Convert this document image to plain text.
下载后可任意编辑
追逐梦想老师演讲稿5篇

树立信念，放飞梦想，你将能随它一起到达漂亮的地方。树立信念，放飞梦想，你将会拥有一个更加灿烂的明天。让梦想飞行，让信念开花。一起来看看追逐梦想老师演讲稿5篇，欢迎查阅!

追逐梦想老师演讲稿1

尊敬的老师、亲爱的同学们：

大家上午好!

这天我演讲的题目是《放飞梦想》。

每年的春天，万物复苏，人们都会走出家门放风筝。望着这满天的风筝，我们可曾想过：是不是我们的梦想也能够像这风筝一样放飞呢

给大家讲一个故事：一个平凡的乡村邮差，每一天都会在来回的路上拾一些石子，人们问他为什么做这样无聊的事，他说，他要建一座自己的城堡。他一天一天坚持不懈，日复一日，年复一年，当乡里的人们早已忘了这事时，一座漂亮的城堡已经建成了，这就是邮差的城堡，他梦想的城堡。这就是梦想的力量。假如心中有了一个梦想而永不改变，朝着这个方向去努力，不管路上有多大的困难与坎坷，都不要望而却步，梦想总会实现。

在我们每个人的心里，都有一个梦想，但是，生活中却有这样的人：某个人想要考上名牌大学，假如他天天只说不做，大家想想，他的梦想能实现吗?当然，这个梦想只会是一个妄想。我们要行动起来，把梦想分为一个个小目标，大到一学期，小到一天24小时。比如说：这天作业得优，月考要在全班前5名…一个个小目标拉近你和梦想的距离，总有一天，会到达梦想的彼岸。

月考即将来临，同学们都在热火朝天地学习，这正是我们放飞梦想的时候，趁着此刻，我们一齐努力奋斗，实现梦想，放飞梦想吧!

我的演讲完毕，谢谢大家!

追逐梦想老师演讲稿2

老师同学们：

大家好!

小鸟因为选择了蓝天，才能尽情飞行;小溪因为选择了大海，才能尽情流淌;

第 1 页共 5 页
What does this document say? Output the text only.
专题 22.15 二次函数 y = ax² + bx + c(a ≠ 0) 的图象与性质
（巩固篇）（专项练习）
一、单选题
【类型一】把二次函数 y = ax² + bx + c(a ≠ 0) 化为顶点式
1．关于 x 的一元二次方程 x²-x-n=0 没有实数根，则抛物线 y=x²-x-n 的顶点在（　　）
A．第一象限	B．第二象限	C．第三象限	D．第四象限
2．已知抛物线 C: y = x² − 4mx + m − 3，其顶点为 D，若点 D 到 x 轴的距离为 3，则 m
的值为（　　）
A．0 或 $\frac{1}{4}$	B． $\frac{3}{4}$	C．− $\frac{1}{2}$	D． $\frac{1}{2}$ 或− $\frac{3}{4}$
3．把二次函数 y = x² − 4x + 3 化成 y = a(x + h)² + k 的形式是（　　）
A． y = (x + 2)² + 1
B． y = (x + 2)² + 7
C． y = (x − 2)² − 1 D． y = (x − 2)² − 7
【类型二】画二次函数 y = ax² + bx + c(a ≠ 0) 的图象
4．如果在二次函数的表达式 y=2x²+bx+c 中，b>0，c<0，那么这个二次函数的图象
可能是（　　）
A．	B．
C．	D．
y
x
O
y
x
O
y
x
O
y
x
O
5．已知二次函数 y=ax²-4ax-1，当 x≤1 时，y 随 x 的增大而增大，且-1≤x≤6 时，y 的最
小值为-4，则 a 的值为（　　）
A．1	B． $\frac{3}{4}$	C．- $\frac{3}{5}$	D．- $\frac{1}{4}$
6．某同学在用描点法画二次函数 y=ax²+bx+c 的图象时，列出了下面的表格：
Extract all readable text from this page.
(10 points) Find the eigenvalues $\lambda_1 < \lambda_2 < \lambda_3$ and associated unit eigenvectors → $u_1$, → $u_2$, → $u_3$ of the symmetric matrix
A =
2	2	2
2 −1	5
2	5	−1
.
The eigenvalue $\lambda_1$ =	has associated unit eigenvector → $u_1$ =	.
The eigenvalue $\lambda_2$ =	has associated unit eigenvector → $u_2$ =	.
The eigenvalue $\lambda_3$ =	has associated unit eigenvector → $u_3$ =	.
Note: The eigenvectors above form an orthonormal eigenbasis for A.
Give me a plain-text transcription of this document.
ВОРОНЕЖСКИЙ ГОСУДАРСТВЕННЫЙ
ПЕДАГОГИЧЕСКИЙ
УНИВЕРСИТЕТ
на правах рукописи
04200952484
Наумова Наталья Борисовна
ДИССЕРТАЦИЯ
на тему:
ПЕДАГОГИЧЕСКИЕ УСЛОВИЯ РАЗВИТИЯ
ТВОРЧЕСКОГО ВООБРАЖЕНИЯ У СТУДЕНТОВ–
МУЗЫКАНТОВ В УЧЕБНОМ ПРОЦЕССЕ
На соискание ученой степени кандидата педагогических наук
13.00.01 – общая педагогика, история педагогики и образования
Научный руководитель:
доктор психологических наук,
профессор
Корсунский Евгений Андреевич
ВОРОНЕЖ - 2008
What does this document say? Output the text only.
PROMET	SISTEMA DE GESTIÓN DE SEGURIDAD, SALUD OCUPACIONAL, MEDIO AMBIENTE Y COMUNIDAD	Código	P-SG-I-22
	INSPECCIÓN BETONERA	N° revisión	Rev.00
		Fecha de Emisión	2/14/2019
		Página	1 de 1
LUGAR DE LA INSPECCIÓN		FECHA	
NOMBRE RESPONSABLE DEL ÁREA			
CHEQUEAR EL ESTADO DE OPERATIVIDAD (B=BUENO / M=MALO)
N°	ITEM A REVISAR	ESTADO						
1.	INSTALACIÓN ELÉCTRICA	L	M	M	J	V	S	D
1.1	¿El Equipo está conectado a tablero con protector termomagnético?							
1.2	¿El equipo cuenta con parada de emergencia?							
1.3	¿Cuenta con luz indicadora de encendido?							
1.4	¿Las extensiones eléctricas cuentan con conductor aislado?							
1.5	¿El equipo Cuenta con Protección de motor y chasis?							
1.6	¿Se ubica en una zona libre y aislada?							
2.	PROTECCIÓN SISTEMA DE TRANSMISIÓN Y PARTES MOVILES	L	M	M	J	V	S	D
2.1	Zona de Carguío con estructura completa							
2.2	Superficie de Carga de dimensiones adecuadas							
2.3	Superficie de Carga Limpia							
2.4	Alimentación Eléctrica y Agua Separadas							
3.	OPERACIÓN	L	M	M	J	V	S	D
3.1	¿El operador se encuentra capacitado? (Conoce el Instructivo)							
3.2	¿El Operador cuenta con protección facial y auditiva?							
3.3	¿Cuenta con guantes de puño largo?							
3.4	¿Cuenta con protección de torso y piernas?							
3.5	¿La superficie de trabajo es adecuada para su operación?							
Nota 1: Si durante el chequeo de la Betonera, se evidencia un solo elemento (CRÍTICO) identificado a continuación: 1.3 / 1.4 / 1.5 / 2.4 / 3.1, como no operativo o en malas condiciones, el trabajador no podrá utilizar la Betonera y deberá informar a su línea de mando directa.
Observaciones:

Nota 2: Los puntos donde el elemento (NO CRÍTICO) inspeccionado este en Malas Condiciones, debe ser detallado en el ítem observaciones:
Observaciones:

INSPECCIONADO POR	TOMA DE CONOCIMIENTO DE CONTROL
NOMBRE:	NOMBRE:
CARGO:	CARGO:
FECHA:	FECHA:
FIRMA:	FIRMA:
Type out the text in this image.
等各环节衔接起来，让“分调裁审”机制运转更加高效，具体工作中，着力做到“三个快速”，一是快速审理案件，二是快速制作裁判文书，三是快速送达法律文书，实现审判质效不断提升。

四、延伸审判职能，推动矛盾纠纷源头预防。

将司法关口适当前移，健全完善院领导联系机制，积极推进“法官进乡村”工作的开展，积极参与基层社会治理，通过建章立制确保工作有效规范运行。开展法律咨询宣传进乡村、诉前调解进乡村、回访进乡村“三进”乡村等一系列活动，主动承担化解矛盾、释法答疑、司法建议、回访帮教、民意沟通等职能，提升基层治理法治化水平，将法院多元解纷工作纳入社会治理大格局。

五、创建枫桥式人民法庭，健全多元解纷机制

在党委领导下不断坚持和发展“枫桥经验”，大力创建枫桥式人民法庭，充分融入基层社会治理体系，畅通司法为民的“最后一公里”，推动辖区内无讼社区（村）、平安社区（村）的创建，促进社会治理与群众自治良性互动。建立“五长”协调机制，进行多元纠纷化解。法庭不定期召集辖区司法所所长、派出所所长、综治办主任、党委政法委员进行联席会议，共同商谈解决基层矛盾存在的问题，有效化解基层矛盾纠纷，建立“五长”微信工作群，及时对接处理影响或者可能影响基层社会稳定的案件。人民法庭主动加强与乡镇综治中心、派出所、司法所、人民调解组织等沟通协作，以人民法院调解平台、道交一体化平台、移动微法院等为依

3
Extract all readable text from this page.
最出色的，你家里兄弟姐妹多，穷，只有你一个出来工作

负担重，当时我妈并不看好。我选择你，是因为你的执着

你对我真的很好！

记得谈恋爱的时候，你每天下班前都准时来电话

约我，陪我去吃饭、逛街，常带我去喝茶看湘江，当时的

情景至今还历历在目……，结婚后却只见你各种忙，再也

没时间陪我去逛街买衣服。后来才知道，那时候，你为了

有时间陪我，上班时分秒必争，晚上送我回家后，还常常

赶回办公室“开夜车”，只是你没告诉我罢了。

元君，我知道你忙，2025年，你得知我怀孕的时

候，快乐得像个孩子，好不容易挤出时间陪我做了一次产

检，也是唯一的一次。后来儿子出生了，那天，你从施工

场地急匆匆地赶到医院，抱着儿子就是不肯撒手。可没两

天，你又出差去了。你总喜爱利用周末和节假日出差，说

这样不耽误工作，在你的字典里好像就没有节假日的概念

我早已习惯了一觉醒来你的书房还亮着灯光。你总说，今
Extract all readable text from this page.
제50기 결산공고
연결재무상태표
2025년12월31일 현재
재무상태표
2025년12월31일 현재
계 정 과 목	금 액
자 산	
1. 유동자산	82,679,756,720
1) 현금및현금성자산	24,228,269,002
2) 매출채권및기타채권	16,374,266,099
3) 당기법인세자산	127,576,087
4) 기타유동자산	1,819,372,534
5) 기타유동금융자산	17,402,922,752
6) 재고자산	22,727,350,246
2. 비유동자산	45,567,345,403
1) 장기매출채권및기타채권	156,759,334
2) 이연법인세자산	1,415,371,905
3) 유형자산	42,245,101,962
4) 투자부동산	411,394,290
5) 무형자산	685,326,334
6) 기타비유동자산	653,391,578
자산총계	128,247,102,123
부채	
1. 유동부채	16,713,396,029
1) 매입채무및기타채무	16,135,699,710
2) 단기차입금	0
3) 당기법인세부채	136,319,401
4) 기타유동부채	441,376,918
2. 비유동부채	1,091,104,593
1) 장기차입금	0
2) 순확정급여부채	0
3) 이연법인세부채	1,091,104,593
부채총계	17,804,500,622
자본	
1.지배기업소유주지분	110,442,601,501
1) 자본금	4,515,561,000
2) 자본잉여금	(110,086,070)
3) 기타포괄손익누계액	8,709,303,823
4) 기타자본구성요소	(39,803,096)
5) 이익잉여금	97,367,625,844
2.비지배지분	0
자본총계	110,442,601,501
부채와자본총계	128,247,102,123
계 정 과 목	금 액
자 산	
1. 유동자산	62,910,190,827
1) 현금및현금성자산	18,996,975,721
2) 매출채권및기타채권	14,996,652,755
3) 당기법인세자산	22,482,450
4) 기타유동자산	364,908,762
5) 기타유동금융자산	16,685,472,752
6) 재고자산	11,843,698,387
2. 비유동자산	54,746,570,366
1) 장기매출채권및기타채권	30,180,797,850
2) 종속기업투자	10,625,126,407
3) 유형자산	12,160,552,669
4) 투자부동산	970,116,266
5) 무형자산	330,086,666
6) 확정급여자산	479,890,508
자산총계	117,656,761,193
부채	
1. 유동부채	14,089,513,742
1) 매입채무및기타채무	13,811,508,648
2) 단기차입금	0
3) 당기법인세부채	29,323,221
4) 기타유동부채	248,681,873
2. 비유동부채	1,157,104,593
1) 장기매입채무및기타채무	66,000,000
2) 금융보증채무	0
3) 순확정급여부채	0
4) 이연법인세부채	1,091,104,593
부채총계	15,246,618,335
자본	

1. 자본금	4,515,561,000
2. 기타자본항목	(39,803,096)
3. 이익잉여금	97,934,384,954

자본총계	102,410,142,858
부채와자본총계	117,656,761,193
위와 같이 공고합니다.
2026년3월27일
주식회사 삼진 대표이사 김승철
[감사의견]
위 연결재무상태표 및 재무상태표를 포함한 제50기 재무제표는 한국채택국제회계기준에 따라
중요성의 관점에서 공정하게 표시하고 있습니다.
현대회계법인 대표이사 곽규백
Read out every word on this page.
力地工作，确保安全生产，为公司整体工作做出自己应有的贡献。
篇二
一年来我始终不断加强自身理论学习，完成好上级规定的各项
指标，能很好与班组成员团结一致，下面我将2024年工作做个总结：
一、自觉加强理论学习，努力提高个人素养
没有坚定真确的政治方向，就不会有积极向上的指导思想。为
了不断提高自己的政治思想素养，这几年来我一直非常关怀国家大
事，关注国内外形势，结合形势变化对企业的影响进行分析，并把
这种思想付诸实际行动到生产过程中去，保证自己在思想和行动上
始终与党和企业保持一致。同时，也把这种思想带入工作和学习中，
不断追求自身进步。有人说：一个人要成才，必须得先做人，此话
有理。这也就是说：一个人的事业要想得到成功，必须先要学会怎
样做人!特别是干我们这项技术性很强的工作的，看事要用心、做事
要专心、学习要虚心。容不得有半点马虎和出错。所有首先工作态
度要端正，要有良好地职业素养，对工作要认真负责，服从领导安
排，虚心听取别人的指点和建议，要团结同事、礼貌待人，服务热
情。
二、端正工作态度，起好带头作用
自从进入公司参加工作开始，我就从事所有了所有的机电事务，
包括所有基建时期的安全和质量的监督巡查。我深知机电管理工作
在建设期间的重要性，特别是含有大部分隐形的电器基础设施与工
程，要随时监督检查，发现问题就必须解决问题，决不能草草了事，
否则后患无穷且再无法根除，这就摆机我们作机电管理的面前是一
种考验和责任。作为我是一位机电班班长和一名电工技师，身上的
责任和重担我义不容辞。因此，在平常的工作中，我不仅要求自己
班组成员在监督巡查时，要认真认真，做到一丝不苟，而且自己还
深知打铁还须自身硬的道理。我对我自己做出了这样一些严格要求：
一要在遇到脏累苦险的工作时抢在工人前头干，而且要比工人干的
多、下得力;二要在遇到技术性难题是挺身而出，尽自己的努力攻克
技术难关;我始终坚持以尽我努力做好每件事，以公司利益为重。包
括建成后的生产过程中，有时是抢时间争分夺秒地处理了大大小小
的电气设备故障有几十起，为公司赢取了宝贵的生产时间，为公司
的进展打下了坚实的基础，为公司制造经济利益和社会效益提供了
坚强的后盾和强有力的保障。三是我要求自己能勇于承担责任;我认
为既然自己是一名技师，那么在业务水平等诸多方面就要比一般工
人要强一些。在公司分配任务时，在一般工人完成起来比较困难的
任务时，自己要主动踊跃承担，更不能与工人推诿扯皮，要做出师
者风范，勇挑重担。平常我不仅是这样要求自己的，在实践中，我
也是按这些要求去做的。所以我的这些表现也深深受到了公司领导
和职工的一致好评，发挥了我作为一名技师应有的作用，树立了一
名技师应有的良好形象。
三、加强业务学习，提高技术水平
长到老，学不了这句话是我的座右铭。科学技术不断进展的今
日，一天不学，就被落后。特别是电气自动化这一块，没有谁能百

## [Task details]
Search the preceding listing for "наук" and extract every line where it is found.

## [Output for this exercise]
На соискание ученой степени кандидата педагогических наук
доктор психологических наук,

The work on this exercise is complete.